## Exercise description
Copy the data below with every "Tank Attack" replaced by "Tank Duel", leaving all else unchanged.
[START]
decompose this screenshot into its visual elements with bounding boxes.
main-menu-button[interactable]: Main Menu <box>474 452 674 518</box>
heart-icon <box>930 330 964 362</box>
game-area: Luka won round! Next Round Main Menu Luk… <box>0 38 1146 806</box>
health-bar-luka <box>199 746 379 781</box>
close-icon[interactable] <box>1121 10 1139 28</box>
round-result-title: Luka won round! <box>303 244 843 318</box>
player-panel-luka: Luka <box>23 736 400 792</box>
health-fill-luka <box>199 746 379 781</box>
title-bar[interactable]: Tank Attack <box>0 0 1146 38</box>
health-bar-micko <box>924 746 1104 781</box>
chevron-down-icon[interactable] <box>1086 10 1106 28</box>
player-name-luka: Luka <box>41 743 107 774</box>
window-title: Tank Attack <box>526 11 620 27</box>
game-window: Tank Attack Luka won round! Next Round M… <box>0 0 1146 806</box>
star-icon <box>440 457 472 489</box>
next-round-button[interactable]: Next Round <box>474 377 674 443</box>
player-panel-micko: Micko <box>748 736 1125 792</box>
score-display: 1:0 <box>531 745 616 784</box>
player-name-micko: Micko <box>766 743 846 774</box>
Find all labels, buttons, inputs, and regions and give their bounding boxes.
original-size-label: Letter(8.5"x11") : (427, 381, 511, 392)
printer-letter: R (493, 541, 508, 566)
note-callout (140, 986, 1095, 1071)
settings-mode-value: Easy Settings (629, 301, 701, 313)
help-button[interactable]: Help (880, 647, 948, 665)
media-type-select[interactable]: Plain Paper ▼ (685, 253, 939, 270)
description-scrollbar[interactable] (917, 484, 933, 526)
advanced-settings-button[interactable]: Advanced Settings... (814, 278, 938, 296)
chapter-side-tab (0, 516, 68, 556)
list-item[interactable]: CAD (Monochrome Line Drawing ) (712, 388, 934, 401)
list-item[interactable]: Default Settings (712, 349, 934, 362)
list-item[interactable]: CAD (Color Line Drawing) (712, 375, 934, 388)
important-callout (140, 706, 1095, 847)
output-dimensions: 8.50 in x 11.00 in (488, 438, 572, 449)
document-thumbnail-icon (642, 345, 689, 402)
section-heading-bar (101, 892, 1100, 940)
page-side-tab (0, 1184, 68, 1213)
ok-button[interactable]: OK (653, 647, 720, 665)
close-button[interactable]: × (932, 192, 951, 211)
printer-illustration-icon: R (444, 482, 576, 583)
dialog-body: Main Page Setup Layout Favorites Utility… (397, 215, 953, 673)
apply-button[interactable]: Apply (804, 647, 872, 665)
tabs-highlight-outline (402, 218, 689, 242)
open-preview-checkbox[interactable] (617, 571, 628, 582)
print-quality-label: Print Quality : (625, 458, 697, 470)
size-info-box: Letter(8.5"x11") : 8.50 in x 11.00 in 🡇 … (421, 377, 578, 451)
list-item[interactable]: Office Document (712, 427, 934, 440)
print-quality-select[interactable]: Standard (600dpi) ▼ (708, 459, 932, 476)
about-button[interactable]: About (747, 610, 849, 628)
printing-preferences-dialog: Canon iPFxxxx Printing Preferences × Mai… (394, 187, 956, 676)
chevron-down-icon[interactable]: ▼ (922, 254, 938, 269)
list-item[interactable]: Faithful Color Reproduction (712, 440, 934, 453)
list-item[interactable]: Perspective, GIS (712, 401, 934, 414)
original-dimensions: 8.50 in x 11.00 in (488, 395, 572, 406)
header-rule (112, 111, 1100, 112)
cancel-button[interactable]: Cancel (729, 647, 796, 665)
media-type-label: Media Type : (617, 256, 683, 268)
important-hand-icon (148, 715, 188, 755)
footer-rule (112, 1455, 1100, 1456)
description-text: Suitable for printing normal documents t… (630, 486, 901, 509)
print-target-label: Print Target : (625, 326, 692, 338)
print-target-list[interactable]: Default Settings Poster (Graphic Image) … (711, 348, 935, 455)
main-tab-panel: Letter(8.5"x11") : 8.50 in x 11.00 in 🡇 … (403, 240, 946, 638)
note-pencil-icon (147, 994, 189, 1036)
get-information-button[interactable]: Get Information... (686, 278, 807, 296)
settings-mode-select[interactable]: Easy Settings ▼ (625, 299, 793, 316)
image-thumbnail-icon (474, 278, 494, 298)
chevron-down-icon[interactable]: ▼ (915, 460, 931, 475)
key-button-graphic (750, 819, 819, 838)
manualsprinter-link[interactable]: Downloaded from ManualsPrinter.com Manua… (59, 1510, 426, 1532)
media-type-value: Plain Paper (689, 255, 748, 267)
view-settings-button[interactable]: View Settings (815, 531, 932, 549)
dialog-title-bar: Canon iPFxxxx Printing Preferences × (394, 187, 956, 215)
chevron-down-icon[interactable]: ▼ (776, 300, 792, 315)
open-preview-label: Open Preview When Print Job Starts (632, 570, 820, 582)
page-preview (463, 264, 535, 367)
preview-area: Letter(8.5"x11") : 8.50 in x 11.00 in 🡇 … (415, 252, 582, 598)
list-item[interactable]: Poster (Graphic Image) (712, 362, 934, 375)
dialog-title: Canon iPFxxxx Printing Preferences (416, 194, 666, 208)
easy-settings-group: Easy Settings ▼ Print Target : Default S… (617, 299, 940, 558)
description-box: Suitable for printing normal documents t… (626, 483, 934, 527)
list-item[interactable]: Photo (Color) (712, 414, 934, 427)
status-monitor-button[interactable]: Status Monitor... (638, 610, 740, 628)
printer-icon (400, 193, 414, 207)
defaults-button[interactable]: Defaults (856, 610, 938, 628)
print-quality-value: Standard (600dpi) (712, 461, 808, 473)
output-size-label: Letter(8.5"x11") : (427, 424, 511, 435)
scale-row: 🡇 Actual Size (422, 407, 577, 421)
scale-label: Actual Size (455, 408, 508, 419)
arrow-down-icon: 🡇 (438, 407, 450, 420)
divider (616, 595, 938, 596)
[END]
## Result of this task
decompose this screenshot into its visual elements with bounding boxes.
main-menu-button[interactable]: Main Menu <box>474 452 674 518</box>
heart-icon <box>930 330 964 362</box>
game-area: Luka won round! Next Round Main Menu Luk… <box>0 38 1146 806</box>
health-bar-luka <box>199 746 379 781</box>
close-icon[interactable] <box>1121 10 1139 28</box>
round-result-title: Luka won round! <box>303 244 843 318</box>
player-panel-luka: Luka <box>23 736 400 792</box>
health-fill-luka <box>199 746 379 781</box>
title-bar[interactable]: Tank Duel <box>0 0 1146 38</box>
health-bar-micko <box>924 746 1104 781</box>
chevron-down-icon[interactable] <box>1086 10 1106 28</box>
player-name-luka: Luka <box>41 743 107 774</box>
window-title: Tank Duel <box>526 11 620 27</box>
game-window: Tank Duel Luka won round! Next Round M… <box>0 0 1146 806</box>
star-icon <box>440 457 472 489</box>
next-round-button[interactable]: Next Round <box>474 377 674 443</box>
player-panel-micko: Micko <box>748 736 1125 792</box>
score-display: 1:0 <box>531 745 616 784</box>
player-name-micko: Micko <box>766 743 846 774</box>
Find all labels, buttons, inputs, and regions and give their bounding boxes.
original-size-label: Letter(8.5"x11") : (427, 381, 511, 392)
printer-letter: R (493, 541, 508, 566)
note-callout (140, 986, 1095, 1071)
settings-mode-value: Easy Settings (629, 301, 701, 313)
help-button[interactable]: Help (880, 647, 948, 665)
media-type-select[interactable]: Plain Paper ▼ (685, 253, 939, 270)
description-scrollbar[interactable] (917, 484, 933, 526)
advanced-settings-button[interactable]: Advanced Settings... (814, 278, 938, 296)
chapter-side-tab (0, 516, 68, 556)
list-item[interactable]: CAD (Monochrome Line Drawing ) (712, 388, 934, 401)
list-item[interactable]: Default Settings (712, 349, 934, 362)
list-item[interactable]: CAD (Color Line Drawing) (712, 375, 934, 388)
important-callout (140, 706, 1095, 847)
output-dimensions: 8.50 in x 11.00 in (488, 438, 572, 449)
document-thumbnail-icon (642, 345, 689, 402)
section-heading-bar (101, 892, 1100, 940)
page-side-tab (0, 1184, 68, 1213)
ok-button[interactable]: OK (653, 647, 720, 665)
close-button[interactable]: × (932, 192, 951, 211)
printer-illustration-icon: R (444, 482, 576, 583)
dialog-body: Main Page Setup Layout Favorites Utility… (397, 215, 953, 673)
apply-button[interactable]: Apply (804, 647, 872, 665)
tabs-highlight-outline (402, 218, 689, 242)
open-preview-checkbox[interactable] (617, 571, 628, 582)
print-quality-label: Print Quality : (625, 458, 697, 470)
size-info-box: Letter(8.5"x11") : 8.50 in x 11.00 in 🡇 … (421, 377, 578, 451)
list-item[interactable]: Office Document (712, 427, 934, 440)
print-quality-select[interactable]: Standard (600dpi) ▼ (708, 459, 932, 476)
about-button[interactable]: About (747, 610, 849, 628)
printing-preferences-dialog: Canon iPFxxxx Printing Preferences × Mai… (394, 187, 956, 676)
chevron-down-icon[interactable]: ▼ (922, 254, 938, 269)
list-item[interactable]: Faithful Color Reproduction (712, 440, 934, 453)
list-item[interactable]: Perspective, GIS (712, 401, 934, 414)
original-dimensions: 8.50 in x 11.00 in (488, 395, 572, 406)
header-rule (112, 111, 1100, 112)
cancel-button[interactable]: Cancel (729, 647, 796, 665)
media-type-label: Media Type : (617, 256, 683, 268)
important-hand-icon (148, 715, 188, 755)
footer-rule (112, 1455, 1100, 1456)
description-text: Suitable for printing normal documents t… (630, 486, 901, 509)
print-target-label: Print Target : (625, 326, 692, 338)
print-target-list[interactable]: Default Settings Poster (Graphic Image) … (711, 348, 935, 455)
main-tab-panel: Letter(8.5"x11") : 8.50 in x 11.00 in 🡇 … (403, 240, 946, 638)
note-pencil-icon (147, 994, 189, 1036)
get-information-button[interactable]: Get Information... (686, 278, 807, 296)
settings-mode-select[interactable]: Easy Settings ▼ (625, 299, 793, 316)
image-thumbnail-icon (474, 278, 494, 298)
chevron-down-icon[interactable]: ▼ (915, 460, 931, 475)
key-button-graphic (750, 819, 819, 838)
manualsprinter-link[interactable]: Downloaded from ManualsPrinter.com Manua… (59, 1510, 426, 1532)
media-type-value: Plain Paper (689, 255, 748, 267)
view-settings-button[interactable]: View Settings (815, 531, 932, 549)
dialog-title-bar: Canon iPFxxxx Printing Preferences × (394, 187, 956, 215)
chevron-down-icon[interactable]: ▼ (776, 300, 792, 315)
open-preview-label: Open Preview When Print Job Starts (632, 570, 820, 582)
page-preview (463, 264, 535, 367)
preview-area: Letter(8.5"x11") : 8.50 in x 11.00 in 🡇 … (415, 252, 582, 598)
list-item[interactable]: Poster (Graphic Image) (712, 362, 934, 375)
dialog-title: Canon iPFxxxx Printing Preferences (416, 194, 666, 208)
easy-settings-group: Easy Settings ▼ Print Target : Default S… (617, 299, 940, 558)
description-box: Suitable for printing normal documents t… (626, 483, 934, 527)
list-item[interactable]: Photo (Color) (712, 414, 934, 427)
status-monitor-button[interactable]: Status Monitor... (638, 610, 740, 628)
printer-icon (400, 193, 414, 207)
defaults-button[interactable]: Defaults (856, 610, 938, 628)
print-quality-value: Standard (600dpi) (712, 461, 808, 473)
output-size-label: Letter(8.5"x11") : (427, 424, 511, 435)
scale-row: 🡇 Actual Size (422, 407, 577, 421)
scale-label: Actual Size (455, 408, 508, 419)
arrow-down-icon: 🡇 (438, 407, 450, 420)
divider (616, 595, 938, 596)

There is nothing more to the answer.